* [Exercise brief]:
Filter the entries, keeping every line with the word "firefox".

* [Material]:
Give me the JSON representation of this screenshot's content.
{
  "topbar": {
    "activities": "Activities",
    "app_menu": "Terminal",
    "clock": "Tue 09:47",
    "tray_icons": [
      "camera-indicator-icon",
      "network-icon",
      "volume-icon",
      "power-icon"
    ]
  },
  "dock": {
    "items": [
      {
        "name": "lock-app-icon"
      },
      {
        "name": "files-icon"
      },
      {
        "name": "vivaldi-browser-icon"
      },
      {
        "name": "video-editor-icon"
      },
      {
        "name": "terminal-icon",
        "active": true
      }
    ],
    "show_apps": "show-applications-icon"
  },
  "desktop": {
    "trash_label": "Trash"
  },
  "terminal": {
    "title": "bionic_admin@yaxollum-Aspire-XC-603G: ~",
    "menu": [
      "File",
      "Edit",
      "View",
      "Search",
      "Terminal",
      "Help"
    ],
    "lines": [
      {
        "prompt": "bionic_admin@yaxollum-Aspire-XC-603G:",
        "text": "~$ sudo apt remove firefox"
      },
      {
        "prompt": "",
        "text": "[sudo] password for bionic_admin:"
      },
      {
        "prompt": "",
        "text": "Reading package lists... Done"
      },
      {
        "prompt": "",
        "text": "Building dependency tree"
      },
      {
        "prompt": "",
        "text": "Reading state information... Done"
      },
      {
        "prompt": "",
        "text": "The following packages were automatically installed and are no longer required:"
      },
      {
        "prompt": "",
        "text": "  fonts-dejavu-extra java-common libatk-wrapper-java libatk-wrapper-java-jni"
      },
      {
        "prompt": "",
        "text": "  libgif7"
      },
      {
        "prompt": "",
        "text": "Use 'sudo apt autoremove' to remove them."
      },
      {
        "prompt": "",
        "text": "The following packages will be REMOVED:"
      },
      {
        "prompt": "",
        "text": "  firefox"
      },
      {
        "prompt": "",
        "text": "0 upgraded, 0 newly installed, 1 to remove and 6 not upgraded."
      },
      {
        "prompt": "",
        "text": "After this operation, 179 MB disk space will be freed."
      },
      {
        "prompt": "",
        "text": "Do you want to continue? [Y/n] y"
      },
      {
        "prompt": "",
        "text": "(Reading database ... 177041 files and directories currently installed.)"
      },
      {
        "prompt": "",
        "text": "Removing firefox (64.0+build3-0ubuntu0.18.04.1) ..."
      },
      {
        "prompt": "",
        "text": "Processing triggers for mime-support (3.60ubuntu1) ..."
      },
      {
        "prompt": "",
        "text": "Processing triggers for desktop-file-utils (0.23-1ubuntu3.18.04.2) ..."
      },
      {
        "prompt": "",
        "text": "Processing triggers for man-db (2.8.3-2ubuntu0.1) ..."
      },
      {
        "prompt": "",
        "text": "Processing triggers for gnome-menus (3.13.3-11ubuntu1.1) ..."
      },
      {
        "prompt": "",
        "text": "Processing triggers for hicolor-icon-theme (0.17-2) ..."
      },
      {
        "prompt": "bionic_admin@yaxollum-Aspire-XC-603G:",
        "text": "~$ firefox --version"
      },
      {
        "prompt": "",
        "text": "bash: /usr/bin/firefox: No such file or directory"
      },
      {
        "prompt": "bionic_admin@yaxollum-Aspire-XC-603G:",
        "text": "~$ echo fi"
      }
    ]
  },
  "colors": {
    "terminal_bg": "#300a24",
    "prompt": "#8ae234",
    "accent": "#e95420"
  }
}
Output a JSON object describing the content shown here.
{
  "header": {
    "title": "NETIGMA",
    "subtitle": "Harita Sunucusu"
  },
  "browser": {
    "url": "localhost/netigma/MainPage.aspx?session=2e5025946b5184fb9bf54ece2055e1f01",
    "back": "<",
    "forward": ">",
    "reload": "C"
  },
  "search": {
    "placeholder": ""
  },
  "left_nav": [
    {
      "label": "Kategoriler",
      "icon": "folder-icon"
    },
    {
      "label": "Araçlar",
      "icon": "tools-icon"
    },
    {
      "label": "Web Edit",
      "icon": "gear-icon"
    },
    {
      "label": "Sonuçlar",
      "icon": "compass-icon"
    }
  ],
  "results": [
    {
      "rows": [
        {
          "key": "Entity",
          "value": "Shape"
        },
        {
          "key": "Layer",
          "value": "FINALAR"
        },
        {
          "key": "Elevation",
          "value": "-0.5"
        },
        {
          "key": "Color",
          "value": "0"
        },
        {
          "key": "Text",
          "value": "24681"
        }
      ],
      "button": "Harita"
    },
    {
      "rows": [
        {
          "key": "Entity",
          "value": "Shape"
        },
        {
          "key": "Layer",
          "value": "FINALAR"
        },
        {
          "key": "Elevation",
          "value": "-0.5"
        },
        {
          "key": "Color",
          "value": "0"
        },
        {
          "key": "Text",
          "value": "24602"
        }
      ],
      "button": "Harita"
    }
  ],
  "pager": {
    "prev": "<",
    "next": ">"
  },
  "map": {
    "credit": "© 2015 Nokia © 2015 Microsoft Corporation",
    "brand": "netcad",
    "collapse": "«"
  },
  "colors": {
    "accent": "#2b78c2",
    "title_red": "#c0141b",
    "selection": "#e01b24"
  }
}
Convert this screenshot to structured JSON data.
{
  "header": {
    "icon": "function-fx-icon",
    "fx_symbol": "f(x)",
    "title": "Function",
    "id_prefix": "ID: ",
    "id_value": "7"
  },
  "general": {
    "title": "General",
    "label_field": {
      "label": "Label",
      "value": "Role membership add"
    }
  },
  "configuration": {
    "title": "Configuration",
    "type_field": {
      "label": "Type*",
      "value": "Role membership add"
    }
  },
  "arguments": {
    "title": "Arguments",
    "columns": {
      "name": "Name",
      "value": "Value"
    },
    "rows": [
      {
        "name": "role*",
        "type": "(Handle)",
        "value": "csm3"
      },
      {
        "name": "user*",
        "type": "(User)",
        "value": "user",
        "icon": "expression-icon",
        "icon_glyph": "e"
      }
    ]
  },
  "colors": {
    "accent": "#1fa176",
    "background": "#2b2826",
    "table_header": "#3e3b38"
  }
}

* [Exercise answer]:
        "text": "~$ sudo apt remove firefox"
        "text": "  firefox"
        "text": "Removing firefox (64.0+build3-0ubuntu0.18.04.1) ..."
        "text": "~$ firefox --version"
        "text": "bash: /usr/bin/firefox: No such file or directory"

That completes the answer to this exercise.